TASK DESCRIPTION: Can you update the lines from the start of the material through the line containing "input-prompt: In [3]: xyxy=(40,585,190,697)", inclusive, so that "paste-button" becomes "clipboard-button" and nothing else changes?

## start MATERIALS PROVIDED

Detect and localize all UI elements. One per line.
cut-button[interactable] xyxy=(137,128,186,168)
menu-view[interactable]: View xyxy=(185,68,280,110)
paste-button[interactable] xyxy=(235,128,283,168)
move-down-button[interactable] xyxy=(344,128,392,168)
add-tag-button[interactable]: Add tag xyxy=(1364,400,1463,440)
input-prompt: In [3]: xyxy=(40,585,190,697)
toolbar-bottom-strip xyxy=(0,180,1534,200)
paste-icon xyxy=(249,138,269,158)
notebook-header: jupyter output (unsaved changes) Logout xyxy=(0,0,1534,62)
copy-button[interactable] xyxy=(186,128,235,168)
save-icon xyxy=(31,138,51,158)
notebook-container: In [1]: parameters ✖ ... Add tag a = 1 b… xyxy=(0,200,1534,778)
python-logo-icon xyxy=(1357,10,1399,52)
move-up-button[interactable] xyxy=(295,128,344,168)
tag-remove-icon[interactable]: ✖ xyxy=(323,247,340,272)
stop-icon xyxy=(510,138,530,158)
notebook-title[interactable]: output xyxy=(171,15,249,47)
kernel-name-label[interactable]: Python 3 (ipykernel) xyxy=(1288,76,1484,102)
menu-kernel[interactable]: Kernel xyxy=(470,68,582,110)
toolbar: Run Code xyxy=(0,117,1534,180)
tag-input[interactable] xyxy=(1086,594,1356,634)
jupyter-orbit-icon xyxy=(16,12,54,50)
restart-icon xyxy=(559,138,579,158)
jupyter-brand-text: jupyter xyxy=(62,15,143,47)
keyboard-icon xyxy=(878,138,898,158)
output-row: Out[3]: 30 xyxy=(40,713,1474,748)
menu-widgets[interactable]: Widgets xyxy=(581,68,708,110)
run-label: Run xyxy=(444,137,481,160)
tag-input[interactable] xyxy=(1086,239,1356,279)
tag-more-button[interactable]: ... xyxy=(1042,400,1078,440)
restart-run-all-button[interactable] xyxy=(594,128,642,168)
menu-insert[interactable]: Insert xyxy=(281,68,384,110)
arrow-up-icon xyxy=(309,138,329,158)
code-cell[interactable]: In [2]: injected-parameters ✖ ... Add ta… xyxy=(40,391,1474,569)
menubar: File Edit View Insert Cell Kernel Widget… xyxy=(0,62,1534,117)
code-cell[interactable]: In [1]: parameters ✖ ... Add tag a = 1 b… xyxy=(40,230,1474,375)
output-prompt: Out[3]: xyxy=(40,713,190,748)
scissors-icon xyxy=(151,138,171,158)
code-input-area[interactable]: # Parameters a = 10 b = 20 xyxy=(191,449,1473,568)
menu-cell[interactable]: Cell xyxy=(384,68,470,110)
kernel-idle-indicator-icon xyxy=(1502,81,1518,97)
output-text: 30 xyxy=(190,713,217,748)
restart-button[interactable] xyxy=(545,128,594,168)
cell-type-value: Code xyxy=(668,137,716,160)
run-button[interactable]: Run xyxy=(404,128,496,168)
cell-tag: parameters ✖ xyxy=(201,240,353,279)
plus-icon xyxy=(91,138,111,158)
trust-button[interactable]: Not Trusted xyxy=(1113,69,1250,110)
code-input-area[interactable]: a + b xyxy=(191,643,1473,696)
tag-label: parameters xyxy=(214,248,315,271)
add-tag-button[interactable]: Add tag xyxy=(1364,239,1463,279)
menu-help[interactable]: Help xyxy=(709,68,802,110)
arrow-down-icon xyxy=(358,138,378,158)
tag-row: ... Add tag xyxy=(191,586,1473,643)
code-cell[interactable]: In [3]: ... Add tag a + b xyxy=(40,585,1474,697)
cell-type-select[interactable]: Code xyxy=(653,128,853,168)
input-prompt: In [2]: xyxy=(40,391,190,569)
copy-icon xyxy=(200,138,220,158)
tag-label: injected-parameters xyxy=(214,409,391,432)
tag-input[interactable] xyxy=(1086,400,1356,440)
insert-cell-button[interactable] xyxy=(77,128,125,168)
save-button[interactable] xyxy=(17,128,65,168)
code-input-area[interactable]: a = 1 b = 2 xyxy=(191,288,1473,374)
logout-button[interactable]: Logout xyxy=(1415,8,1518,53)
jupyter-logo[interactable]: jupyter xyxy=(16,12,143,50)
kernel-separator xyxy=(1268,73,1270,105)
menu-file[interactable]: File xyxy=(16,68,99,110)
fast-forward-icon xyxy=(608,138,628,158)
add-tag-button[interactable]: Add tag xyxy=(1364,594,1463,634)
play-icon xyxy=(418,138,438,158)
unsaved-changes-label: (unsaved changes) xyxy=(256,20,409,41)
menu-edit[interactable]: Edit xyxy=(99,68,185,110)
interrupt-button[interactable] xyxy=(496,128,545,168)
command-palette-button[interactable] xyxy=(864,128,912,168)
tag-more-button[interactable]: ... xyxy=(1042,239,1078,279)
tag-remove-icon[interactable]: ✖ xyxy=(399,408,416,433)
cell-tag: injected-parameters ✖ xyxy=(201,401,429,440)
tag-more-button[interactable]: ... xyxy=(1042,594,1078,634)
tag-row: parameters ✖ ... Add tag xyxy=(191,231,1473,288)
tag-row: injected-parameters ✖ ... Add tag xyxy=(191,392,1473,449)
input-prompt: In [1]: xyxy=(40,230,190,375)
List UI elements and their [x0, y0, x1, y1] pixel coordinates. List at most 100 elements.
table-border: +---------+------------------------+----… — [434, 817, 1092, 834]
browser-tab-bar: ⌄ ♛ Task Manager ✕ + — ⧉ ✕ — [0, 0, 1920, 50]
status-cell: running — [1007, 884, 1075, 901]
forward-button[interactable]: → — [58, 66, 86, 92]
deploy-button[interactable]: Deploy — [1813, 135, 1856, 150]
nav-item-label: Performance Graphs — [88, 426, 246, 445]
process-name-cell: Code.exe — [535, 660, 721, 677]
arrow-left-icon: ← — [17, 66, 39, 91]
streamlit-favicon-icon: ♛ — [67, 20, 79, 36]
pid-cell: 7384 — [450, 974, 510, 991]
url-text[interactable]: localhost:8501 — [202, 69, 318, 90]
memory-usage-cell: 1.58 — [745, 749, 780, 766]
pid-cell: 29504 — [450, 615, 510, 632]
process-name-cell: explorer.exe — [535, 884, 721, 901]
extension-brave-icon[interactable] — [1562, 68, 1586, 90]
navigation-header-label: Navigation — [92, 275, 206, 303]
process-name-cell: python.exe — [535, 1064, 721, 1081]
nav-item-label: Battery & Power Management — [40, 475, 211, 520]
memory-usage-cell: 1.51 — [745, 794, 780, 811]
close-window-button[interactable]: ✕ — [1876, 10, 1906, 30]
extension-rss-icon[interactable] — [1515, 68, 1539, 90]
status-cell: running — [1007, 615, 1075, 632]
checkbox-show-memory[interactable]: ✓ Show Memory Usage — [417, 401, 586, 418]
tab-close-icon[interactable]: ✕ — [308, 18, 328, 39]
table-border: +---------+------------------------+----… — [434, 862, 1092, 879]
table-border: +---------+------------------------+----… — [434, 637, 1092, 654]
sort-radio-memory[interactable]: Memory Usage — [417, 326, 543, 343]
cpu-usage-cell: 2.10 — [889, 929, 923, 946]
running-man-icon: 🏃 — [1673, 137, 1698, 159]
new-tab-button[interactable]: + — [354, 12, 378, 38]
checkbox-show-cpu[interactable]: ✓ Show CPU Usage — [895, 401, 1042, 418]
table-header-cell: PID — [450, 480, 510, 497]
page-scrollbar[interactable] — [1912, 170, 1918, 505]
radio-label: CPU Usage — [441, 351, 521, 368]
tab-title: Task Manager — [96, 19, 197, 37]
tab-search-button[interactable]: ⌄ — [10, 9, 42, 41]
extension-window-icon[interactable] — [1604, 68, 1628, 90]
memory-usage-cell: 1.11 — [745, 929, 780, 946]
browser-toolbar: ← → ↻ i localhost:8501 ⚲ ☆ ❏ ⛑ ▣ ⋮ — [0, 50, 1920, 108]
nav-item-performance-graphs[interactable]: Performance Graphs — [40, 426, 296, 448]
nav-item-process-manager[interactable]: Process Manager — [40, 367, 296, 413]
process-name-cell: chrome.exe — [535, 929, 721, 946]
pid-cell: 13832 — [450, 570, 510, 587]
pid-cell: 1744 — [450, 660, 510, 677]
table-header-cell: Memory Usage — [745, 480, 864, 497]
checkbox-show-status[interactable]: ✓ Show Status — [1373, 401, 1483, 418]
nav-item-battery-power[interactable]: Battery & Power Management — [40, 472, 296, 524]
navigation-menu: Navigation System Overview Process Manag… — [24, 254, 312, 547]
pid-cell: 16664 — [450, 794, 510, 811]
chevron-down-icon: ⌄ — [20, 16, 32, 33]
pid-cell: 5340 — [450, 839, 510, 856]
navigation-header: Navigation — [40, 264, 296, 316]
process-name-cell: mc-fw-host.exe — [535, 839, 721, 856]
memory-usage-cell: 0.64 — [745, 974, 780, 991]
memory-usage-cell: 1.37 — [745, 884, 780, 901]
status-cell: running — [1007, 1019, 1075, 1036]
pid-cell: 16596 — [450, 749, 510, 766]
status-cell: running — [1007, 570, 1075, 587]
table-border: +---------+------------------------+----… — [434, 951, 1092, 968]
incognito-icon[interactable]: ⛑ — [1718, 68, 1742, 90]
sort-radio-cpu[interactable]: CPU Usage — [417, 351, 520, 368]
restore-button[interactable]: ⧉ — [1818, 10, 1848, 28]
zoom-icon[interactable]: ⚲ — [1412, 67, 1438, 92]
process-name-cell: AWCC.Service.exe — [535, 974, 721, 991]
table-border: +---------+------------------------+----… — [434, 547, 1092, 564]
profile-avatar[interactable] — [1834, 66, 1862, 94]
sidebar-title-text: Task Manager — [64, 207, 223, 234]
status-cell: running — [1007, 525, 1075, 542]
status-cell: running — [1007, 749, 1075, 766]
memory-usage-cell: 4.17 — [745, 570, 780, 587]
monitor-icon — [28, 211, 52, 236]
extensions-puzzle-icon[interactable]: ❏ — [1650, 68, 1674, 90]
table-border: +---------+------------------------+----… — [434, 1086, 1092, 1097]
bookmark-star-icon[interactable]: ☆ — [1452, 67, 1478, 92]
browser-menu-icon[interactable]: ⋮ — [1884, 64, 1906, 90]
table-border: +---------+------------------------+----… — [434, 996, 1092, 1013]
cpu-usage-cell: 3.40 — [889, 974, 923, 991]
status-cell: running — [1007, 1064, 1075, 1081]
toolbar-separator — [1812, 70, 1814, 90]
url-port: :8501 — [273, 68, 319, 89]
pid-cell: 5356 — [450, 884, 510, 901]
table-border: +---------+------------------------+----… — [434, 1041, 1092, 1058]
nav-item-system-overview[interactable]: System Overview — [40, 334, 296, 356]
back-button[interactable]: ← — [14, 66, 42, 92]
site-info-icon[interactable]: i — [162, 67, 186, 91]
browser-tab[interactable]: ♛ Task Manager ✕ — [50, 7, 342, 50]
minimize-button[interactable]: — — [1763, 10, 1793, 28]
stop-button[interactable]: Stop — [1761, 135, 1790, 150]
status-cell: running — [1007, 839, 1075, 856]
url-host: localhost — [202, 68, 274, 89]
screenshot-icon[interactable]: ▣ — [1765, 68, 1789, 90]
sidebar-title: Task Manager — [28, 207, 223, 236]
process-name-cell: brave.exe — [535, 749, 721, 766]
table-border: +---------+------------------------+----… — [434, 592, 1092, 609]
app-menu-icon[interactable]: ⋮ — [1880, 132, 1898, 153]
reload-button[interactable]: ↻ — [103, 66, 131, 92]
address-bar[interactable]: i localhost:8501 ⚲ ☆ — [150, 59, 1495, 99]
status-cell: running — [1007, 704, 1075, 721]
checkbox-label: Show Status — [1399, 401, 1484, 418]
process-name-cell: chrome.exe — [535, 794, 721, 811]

## end MATERIALS PROVIDED

FULL ANSWER:
Detect and localize all UI elements. One per line.
cut-button[interactable] xyxy=(137,128,186,168)
menu-view[interactable]: View xyxy=(185,68,280,110)
clipboard-button[interactable] xyxy=(235,128,283,168)
move-down-button[interactable] xyxy=(344,128,392,168)
add-tag-button[interactable]: Add tag xyxy=(1364,400,1463,440)
input-prompt: In [3]: xyxy=(40,585,190,697)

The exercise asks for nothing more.